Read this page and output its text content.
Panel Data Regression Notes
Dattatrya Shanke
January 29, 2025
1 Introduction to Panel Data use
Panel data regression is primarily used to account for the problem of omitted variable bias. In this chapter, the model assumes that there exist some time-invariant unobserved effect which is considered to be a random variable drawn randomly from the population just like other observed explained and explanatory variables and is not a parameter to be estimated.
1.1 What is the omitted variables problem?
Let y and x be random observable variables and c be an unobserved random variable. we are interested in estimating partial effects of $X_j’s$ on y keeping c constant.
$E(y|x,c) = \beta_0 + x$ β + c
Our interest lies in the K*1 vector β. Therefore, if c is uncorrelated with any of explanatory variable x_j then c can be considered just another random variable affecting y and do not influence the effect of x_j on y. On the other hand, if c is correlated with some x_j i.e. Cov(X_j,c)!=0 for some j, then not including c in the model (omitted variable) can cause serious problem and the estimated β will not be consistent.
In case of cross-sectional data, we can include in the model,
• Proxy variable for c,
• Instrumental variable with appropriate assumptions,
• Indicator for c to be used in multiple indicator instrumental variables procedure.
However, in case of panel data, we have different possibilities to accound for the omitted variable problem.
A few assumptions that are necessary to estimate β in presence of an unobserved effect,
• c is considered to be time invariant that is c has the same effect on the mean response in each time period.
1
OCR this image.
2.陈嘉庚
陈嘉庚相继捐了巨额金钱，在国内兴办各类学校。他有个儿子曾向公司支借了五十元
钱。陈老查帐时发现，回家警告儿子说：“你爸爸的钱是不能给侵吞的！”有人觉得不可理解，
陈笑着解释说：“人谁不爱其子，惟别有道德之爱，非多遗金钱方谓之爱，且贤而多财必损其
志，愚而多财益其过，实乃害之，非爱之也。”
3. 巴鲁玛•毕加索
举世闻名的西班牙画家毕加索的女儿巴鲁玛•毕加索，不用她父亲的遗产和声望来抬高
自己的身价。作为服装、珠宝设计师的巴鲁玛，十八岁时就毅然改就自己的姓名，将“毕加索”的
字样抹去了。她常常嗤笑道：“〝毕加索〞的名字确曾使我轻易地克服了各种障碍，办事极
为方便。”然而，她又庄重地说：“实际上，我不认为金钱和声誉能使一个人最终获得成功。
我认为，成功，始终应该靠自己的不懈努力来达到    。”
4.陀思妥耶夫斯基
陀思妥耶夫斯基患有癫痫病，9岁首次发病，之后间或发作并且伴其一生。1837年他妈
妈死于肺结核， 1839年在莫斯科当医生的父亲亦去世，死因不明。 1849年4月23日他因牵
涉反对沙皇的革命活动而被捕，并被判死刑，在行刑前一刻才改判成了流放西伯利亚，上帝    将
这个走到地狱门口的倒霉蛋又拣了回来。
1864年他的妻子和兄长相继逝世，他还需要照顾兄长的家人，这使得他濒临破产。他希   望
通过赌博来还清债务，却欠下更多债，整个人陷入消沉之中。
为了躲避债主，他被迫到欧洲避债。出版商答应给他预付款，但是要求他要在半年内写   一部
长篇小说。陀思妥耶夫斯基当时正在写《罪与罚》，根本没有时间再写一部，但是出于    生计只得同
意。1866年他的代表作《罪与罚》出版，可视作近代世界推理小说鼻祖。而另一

==*==

Exactly reproduce every line of the data above.

Read this page and output its text content.
Panel Data Regression Notes
Dattatrya Shanke
January 29, 2025
1 Introduction to Panel Data use
Panel data regression is primarily used to account for the problem of omitted variable bias. In this chapter, the model assumes that there exist some time-invariant unobserved effect which is considered to be a random variable drawn randomly from the population just like other observed explained and explanatory variables and is not a parameter to be estimated.
1.1 What is the omitted variables problem?
Let y and x be random observable variables and c be an unobserved random variable. we are interested in estimating partial effects of $X_j’s$ on y keeping c constant.
$E(y|x,c) = \beta_0 + x$ β + c
Our interest lies in the K*1 vector β. Therefore, if c is uncorrelated with any of explanatory variable x_j then c can be considered just another random variable affecting y and do not influence the effect of x_j on y. On the other hand, if c is correlated with some x_j i.e. Cov(X_j,c)!=0 for some j, then not including c in the model (omitted variable) can cause serious problem and the estimated β will not be consistent.
In case of cross-sectional data, we can include in the model,
• Proxy variable for c,
• Instrumental variable with appropriate assumptions,
• Indicator for c to be used in multiple indicator instrumental variables procedure.
However, in case of panel data, we have different possibilities to accound for the omitted variable problem.
A few assumptions that are necessary to estimate β in presence of an unobserved effect,
• c is considered to be time invariant that is c has the same effect on the mean response in each time period.
1
OCR this image.
2.陈嘉庚
陈嘉庚相继捐了巨额金钱，在国内兴办各类学校。他有个儿子曾向公司支借了五十元
钱。陈老查帐时发现，回家警告儿子说：“你爸爸的钱是不能给侵吞的！”有人觉得不可理解，
陈笑着解释说：“人谁不爱其子，惟别有道德之爱，非多遗金钱方谓之爱，且贤而多财必损其
志，愚而多财益其过，实乃害之，非爱之也。”
3. 巴鲁玛•毕加索
举世闻名的西班牙画家毕加索的女儿巴鲁玛•毕加索，不用她父亲的遗产和声望来抬高
自己的身价。作为服装、珠宝设计师的巴鲁玛，十八岁时就毅然改就自己的姓名，将“毕加索”的
字样抹去了。她常常嗤笑道：“〝毕加索〞的名字确曾使我轻易地克服了各种障碍，办事极
为方便。”然而，她又庄重地说：“实际上，我不认为金钱和声誉能使一个人最终获得成功。
我认为，成功，始终应该靠自己的不懈努力来达到    。”
4.陀思妥耶夫斯基
陀思妥耶夫斯基患有癫痫病，9岁首次发病，之后间或发作并且伴其一生。1837年他妈
妈死于肺结核， 1839年在莫斯科当医生的父亲亦去世，死因不明。 1849年4月23日他因牵
涉反对沙皇的革命活动而被捕，并被判死刑，在行刑前一刻才改判成了流放西伯利亚，上帝    将
这个走到地狱门口的倒霉蛋又拣了回来。
1864年他的妻子和兄长相继逝世，他还需要照顾兄长的家人，这使得他濒临破产。他希   望
通过赌博来还清债务，却欠下更多债，整个人陷入消沉之中。
为了躲避债主，他被迫到欧洲避债。出版商答应给他预付款，但是要求他要在半年内写   一部
长篇小说。陀思妥耶夫斯基当时正在写《罪与罚》，根本没有时间再写一部，但是出于    生计只得同
意。1866年他的代表作《罪与罚》出版，可视作近代世界推理小说鼻祖。而另一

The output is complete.